Data records:
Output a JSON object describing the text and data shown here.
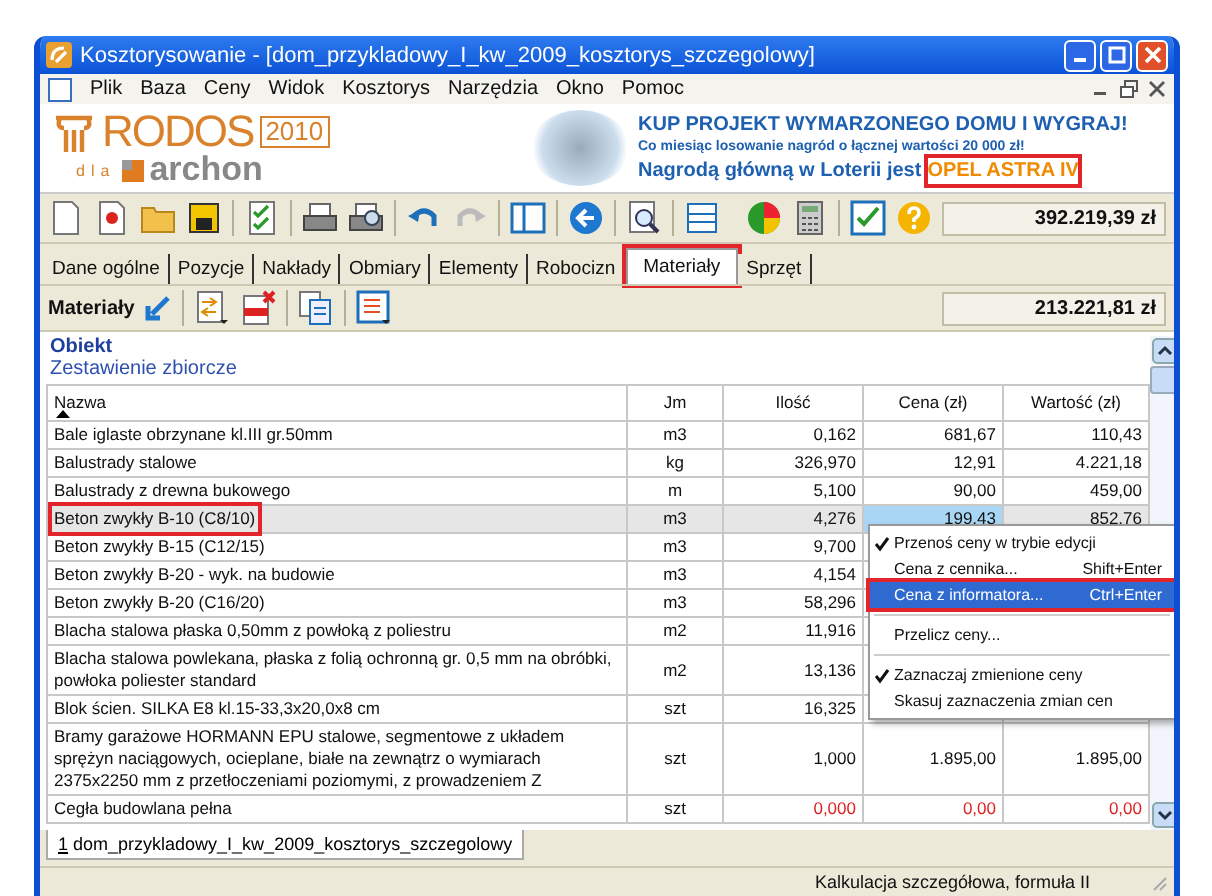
{
  "window": {
    "title": "Kosztorysowanie - [dom_przykladowy_I_kw_2009_kosztorys_szczegolowy]"
  },
  "menu": [
    "Plik",
    "Baza",
    "Ceny",
    "Widok",
    "Kosztorys",
    "Narzędzia",
    "Okno",
    "Pomoc"
  ],
  "banner": {
    "logo_name": "RODOS",
    "logo_year": "2010",
    "logo_for": "dla",
    "logo_brand": "archon",
    "headline": "KUP PROJEKT WYMARZONEGO DOMU I WYGRAJ!",
    "subline": "Co miesiąc losowanie nagród o łącznej wartości **20 000 zł**!",
    "prize": "Nagrodą główną w Loterii jest",
    "prize_highlight": "OPEL ASTRA IV"
  },
  "toolbar": {
    "total": "392.219,39 zł"
  },
  "tabs": [
    {
      "label": "Dane ogólne",
      "selected": false,
      "highlighted": false
    },
    {
      "label": "Pozycje",
      "selected": false,
      "highlighted": false
    },
    {
      "label": "Nakłady",
      "selected": false,
      "highlighted": false
    },
    {
      "label": "Obmiary",
      "selected": false,
      "highlighted": false
    },
    {
      "label": "Elementy",
      "selected": false,
      "highlighted": false
    },
    {
      "label": "Robocizn",
      "selected": false,
      "highlighted": false
    },
    {
      "label": "Materiały",
      "selected": true,
      "highlighted": true
    },
    {
      "label": "Sprzęt",
      "selected": false,
      "highlighted": false
    }
  ],
  "subtoolbar": {
    "title": "Materiały",
    "total": "213.221,81 zł"
  },
  "object": {
    "title": "Obiekt",
    "subtitle": "Zestawienie zbiorcze"
  },
  "table": {
    "columns": [
      "Nazwa",
      "Jm",
      "Ilość",
      "Cena (zł)",
      "Wartość (zł)"
    ],
    "rows": [
      {
        "name": "Bale iglaste obrzynane kl.III gr.50mm",
        "jm": "m3",
        "qty": "0,162",
        "price": "681,67",
        "value": "110,43",
        "selected": false,
        "highlighted": false,
        "editing": false,
        "zero": false
      },
      {
        "name": "Balustrady stalowe",
        "jm": "kg",
        "qty": "326,970",
        "price": "12,91",
        "value": "4.221,18",
        "selected": false,
        "highlighted": false,
        "editing": false,
        "zero": false
      },
      {
        "name": "Balustrady z drewna bukowego",
        "jm": "m",
        "qty": "5,100",
        "price": "90,00",
        "value": "459,00",
        "selected": false,
        "highlighted": false,
        "editing": false,
        "zero": false
      },
      {
        "name": "Beton zwykły B-10 (C8/10)",
        "jm": "m3",
        "qty": "4,276",
        "price": "199,43",
        "value": "852,76",
        "selected": true,
        "highlighted": true,
        "editing": true,
        "zero": false
      },
      {
        "name": "Beton zwykły B-15 (C12/15)",
        "jm": "m3",
        "qty": "9,700",
        "selected": false,
        "highlighted": false,
        "zero": false
      },
      {
        "name": "Beton zwykły B-20 - wyk. na budowie",
        "jm": "m3",
        "qty": "4,154",
        "selected": false,
        "highlighted": false,
        "zero": false
      },
      {
        "name": "Beton zwykły B-20 (C16/20)",
        "jm": "m3",
        "qty": "58,296",
        "selected": false,
        "highlighted": false,
        "zero": false
      },
      {
        "name": "Blacha stalowa płaska 0,50mm z powłoką z poliestru",
        "jm": "m2",
        "qty": "11,916",
        "selected": false,
        "highlighted": false,
        "zero": false
      },
      {
        "name": "Blacha stalowa powlekana, płaska z folią ochronną gr. 0,5 mm na obróbki, powłoka poliester standard",
        "jm": "m2",
        "qty": "13,136",
        "selected": false,
        "highlighted": false,
        "zero": false
      },
      {
        "name": "Blok ścien. SILKA E8 kl.15-33,3x20,0x8 cm",
        "jm": "szt",
        "qty": "16,325",
        "selected": false,
        "highlighted": false,
        "zero": false
      },
      {
        "name": "Bramy garażowe HORMANN EPU stalowe, segmentowe z układem sprężyn naciągowych, ocieplane, białe na zewnątrz o wymiarach 2375x2250 mm z przetłoczeniami poziomymi, z prowadzeniem Z",
        "jm": "szt",
        "qty": "1,000",
        "price": "1.895,00",
        "value": "1.895,00",
        "selected": false,
        "highlighted": false,
        "editing": false,
        "zero": false
      },
      {
        "name": "Cegła budowlana pełna",
        "jm": "szt",
        "qty": "0,000",
        "price": "0,00",
        "value": "0,00",
        "selected": false,
        "highlighted": false,
        "editing": false,
        "zero": true
      }
    ]
  },
  "context_menu": [
    {
      "kind": "item",
      "label": "Przenoś ceny w trybie edycji",
      "checked": true,
      "selected": false,
      "highlighted": false
    },
    {
      "kind": "item",
      "label": "Cena z cennika...",
      "shortcut": "Shift+Enter",
      "checked": false,
      "selected": false,
      "highlighted": false
    },
    {
      "kind": "item",
      "label": "Cena z informatora...",
      "shortcut": "Ctrl+Enter",
      "checked": false,
      "selected": true,
      "highlighted": true
    },
    {
      "kind": "separator"
    },
    {
      "kind": "item",
      "label": "Przelicz ceny...",
      "checked": false,
      "selected": false,
      "highlighted": false
    },
    {
      "kind": "separator"
    },
    {
      "kind": "item",
      "label": "Zaznaczaj zmienione ceny",
      "checked": true,
      "selected": false,
      "highlighted": false
    },
    {
      "kind": "item",
      "label": "Skasuj zaznaczenia zmian cen",
      "checked": false,
      "selected": false,
      "highlighted": false
    }
  ],
  "document_tab": {
    "index": "1",
    "label": "dom_przykladowy_I_kw_2009_kosztorys_szczegolowy"
  },
  "status_bar": "Kalkulacja szczegółowa, formuła II"
}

§ **TASK OBJECTIVE**: Out of the material above, select every line that holds the string "stalowa".

§ **EXERCISE RESULT**:
        "name": "Blacha stalowa płaska 0,50mm z powłoką z poliestru",
        "name": "Blacha stalowa powlekana, płaska z folią ochronną gr. 0,5 mm na obróbki, powłoka poliester standard",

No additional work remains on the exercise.